*Selected text*.
• • • •

Although the above arguments can provide a designer with options toward designing more secure scan chain structures with the same tools that he is using, Fig. 6 should always be kept in mind when claiming security. It should be noted that, it is possible to make the attacker's job harder, but it is only a matter of resources for the attacker to recover the key when masking schemes are considered. Applying the attack once with 1000 inputs on a design, with a random distribution of KFFs, takes around 0.96 s using the configuration mentioned in Section V.
D. DSA on XOR Compaction, Static X-Masking, and OPMISR
For the sake of completeness, the same attack is applied for a design that uses both static X-masking and MISRs, therefore having both time and space compaction at the same time. When the attack is applied using the distribution (32 active slices and 16 active scan chains) on which the attack described in Section VII-B is most successful, success rate is reduced from 94.22% to 3.55%. Although this gives an idea about the security of combined time and space compaction, it should be noted that the attack does not include any method to exploit the MISR structure.
Although the attack in [8] is claimed to be successful against AES in the presence of MISR-based time compaction, it relies on the assumption that the MISR register is observable after each scan clock. In a real-life case, it may be possible to make the parallel outputs of an MISR visible during testing; however, it would raise two major issues. First, the gain in using MISRs after the scan structure diminishes as they are supposed to compress the golden value to make the testing procedure more efficient. Second, if MISR content is available at all times, then this implies that the complete scan chain contents are available to the attacker. Therefore, using the method proposed in [1] would suffice to recover the key. In this paper, we focus only on the output signatures of MISRs, which we believe to be a more realistic assumption, and observe that attacking such a system would not be possible by using simple DSA techniques.
VIII. Scan Attack on Mentor Graphics Embedded Deterministic Test (EDT) A. Introduction to Embedded Deterministic Test
Mentor Graphics test compression tool, Tessent TestKompress, employs EDT [21] , [22] . Similar to test compression tools from Synopsys and Cadence, it uses XOR trees for space compaction. However, it deals with X-states in a different manner through the use of a dynamically changing mask, which provides more flexibility and easy of applicability since knowledge of scan chains that have a higher probability of occurrence of X-states (as in static X-masking) is not required. This method makes use of a ring generator (similar to a circular linear feedback shift register) together with a phase shifter to produce independent inputs for each scan chain. The scan outputs are compacted together with an XOR tree that is used right after an X-masking operation. X-masking is done with AND gates where the enabling inputs are generated onthe-fly through a pattern mask decoder. The masking logic varies based on a special EDT clock and test inputs.

• • • •

*Given records*.
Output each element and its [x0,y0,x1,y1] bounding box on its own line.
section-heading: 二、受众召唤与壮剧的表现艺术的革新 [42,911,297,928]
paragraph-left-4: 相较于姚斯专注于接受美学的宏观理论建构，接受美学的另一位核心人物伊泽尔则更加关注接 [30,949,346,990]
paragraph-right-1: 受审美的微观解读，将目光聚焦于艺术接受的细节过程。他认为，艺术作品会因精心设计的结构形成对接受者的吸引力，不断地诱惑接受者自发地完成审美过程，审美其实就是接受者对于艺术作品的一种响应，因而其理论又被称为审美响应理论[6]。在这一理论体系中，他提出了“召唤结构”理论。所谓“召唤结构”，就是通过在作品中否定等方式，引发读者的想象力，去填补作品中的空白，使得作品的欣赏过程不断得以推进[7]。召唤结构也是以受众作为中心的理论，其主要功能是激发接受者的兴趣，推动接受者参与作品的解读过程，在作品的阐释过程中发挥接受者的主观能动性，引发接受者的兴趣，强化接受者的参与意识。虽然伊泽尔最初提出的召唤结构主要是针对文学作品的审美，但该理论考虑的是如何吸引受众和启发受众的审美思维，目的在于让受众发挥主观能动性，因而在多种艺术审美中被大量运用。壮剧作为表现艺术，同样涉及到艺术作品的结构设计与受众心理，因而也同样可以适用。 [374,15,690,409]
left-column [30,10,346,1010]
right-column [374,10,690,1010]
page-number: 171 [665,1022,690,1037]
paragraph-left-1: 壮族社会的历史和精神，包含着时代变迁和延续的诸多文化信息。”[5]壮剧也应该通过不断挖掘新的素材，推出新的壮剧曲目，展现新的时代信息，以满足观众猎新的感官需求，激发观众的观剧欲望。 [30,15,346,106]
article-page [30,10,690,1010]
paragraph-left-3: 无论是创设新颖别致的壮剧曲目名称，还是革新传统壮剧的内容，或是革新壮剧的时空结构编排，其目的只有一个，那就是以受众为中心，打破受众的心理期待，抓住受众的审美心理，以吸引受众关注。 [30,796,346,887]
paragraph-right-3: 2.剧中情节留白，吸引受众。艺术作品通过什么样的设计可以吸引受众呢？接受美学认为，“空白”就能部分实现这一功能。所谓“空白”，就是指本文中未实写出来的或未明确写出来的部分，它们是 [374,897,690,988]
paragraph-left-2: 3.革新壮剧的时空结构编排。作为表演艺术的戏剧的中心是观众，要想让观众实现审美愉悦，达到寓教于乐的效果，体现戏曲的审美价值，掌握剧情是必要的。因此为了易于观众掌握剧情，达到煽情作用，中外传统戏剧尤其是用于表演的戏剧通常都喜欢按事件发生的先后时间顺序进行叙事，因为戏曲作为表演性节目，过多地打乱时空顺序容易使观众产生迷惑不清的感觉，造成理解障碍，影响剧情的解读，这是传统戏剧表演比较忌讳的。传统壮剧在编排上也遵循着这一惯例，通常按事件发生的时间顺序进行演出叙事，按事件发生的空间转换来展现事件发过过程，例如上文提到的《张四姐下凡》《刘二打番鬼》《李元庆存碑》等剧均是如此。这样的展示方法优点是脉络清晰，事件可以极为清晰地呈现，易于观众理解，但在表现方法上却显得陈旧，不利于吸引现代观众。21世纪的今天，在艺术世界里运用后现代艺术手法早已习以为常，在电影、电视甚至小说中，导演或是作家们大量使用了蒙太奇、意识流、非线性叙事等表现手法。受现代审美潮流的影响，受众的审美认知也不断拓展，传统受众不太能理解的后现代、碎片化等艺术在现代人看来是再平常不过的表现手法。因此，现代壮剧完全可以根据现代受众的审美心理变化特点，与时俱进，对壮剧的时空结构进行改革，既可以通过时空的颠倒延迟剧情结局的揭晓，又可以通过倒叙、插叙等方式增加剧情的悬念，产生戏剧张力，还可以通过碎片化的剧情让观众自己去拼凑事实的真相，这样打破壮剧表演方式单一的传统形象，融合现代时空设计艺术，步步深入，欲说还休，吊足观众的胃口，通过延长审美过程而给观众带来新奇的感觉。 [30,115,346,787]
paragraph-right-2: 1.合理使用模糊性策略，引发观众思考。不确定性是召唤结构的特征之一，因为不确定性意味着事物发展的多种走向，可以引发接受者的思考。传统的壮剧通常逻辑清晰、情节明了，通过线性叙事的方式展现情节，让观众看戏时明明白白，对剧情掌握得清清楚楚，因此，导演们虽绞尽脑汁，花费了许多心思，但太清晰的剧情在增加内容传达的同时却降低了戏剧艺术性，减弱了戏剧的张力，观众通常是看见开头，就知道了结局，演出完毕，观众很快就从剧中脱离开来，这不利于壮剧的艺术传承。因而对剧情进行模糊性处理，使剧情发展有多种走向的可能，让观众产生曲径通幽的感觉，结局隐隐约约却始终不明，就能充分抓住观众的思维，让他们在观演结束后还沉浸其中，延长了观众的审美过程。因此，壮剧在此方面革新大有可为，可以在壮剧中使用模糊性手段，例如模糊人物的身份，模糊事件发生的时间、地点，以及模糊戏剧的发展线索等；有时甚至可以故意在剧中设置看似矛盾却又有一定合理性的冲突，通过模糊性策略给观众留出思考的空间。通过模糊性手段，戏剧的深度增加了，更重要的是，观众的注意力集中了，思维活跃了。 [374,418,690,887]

• • • •

*Tasks to carry out*.
a) Summarize the passage on scan-chain attacks in two sentences.
b) Quote the passage on scan-chain attacks word for word, starting with "Although the above" and going on through "in Section V.".

*Results*.
a) When the attack is applied to a design that combines static X-masking with MISRs, the success rate falls from 94.22% to 3.55%, although the attack includes no method to exploit the MISR structure. Mentor Graphics' Tessent TestKompress uses EDT, which, like the Synopsys and Cadence tools, compacts space with XOR trees but handles X-states through a dynamically changing mask whose enabling inputs are generated on the fly by a pattern mask decoder.

b)
Although the above arguments can provide a designer with options toward designing more secure scan chain structures with the same tools that he is using, Fig. 6 should always be kept in mind when claiming security. It should be noted that, it is possible to make the attacker's job harder, but it is only a matter of resources for the attacker to recover the key when masking schemes are considered. Applying the attack once with 1000 inputs on a design, with a random distribution of KFFs, takes around 0.96 s using the configuration mentioned in Section V.